* Page text
────────────────────
We are happy to premiere ‘Don’t Touch People’, the latest song to be taken off of BANGZZ’s upcoming EP, ‘Fresh Cut’.

BANGZZ is a feminist punk duo out of Baltimore, consisting of Erika Libero from Tokyo and Blair Coppage.  Their debut tape, Fresh Cut, is packed with in your face bangers seething of femme rage and will be available on cassette and digital formats on January 25th, 2018 on Self Aware Records (PRE-ORDER HERE: https://bit.ly/2Agkj54)

Here’s what Erika had to say about the song:

“There is a quote I read from my diary on stage before Don't Touch People that I think really sums up my feelings.  I usually start by telling the audience that I've figured out "What my problem is":

"Because of the way we were raised,

the way sex was explained to us,

the way people felt entitled to our bodies, 

the way we were told hide ourselves and feel shame for our bodies,

that was also rape.  You took my body long ago, and now I am taking it back"

I only have one space I occupy in this world - this sacred meat vessel of all my thoughts and feelings and yet I was raised in this world where everyone else was more entitled to my body than I was.  Raised in a Christian household, I was taught my body belonged to god, my father and or my husband. I was taught my body is a gift for others when it was always uncompromisingly mine. It was never emphasized that my body belonged to me.  Because of these ideas being fed to me by our culture I was unable to protect my body from people who felt entitled to it; the men who groped me in my childhood, out in public, at my job, the men who felt they deserved sexual satisfaction more than me, the way they demand my time by telling me things I already know and how I was taught to prioritize being agreeable to their will rather than steadfast in mine.  Not owning my space was normalized in my everyday life. 

It took me years to undo this learning and realize I should never have to negotiate the actual physical space I occupy in the world.  I should not have to feel like I have to hide my body to be safe and I shouldn't have to remind people that they cannot touch my body without my permission.  

Why isn't this obvious?
────────────────────
* Layout records
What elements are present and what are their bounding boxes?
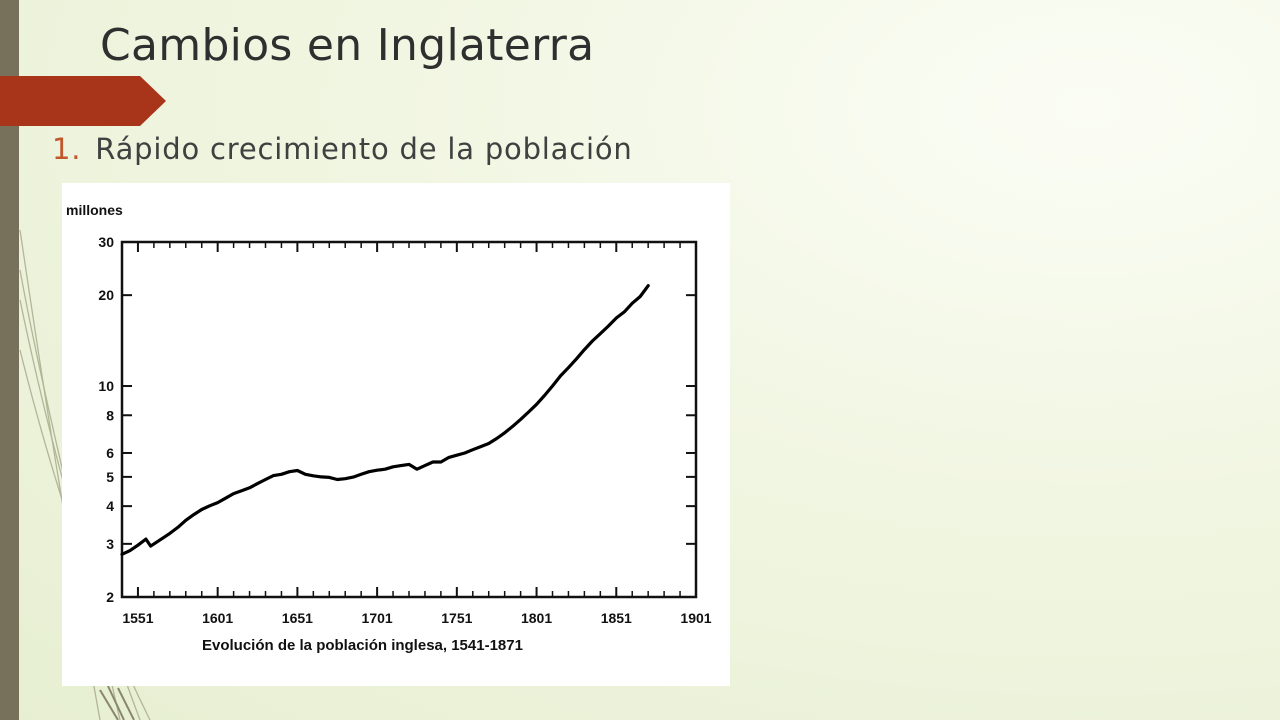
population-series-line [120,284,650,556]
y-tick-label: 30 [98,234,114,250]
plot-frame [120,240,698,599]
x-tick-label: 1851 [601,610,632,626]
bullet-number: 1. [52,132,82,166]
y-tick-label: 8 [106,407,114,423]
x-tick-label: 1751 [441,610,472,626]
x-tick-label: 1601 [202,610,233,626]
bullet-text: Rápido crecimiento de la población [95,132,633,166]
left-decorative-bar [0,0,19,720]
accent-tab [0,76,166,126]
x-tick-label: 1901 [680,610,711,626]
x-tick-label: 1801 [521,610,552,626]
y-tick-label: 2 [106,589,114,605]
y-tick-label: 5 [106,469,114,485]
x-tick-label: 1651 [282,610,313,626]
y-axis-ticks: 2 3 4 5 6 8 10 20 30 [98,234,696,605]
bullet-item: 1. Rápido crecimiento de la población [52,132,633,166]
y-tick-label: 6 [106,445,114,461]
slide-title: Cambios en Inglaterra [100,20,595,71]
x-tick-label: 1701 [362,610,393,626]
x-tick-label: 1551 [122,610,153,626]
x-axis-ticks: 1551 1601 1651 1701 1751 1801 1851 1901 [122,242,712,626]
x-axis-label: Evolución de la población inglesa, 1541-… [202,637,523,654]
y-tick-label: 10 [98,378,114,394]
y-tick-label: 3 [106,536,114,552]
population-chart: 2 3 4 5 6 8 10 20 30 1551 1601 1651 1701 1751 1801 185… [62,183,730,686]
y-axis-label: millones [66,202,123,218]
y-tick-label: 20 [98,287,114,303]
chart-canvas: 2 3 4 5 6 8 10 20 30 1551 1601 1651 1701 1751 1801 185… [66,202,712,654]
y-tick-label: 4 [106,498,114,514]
────────────────────
* Tasks to complete
- a) Condense the paragraph of the BANGZZ premiere text that begins "BANGZZ is a feminist punk duo" into a short bulleted list that keeps its main facts.
- b) Please retype the lines of the layout records starting with the line that contains "population-series-line [120,284,650,556]" and going on through the line that contains "y-axis-ticks: 2 3", both included.
The page text and the layout records come from separate, unrelated sources.

* Responses to the tasks
- a)
- BANGZZ: feminist punk duo from Baltimore
- Members: Erika Libero (from Tokyo) and Blair Coppage
- Debut tape: Fresh Cut, full of in-your-face songs seething with femme rage
- Release: January 25th, 2018, on cassette and digital, via Self Aware Records
- Pre-order: https://bit.ly/2Agkj54

- b)
population-series-line [120,284,650,556]
y-tick-label: 30 [98,234,114,250]
plot-frame [120,240,698,599]
x-tick-label: 1851 [601,610,632,626]
bullet-number: 1. [52,132,82,166]
y-tick-label: 8 [106,407,114,423]
x-tick-label: 1751 [441,610,472,626]
x-tick-label: 1601 [202,610,233,626]
bullet-text: Rápido crecimiento de la población [95,132,633,166]
left-decorative-bar [0,0,19,720]
accent-tab [0,76,166,126]
x-tick-label: 1901 [680,610,711,626]
x-tick-label: 1801 [521,610,552,626]
y-tick-label: 2 [106,589,114,605]
y-tick-label: 5 [106,469,114,485]
x-tick-label: 1651 [282,610,313,626]
y-axis-ticks: 2 3 4 5 6 8 10 20 30 [98,234,696,605]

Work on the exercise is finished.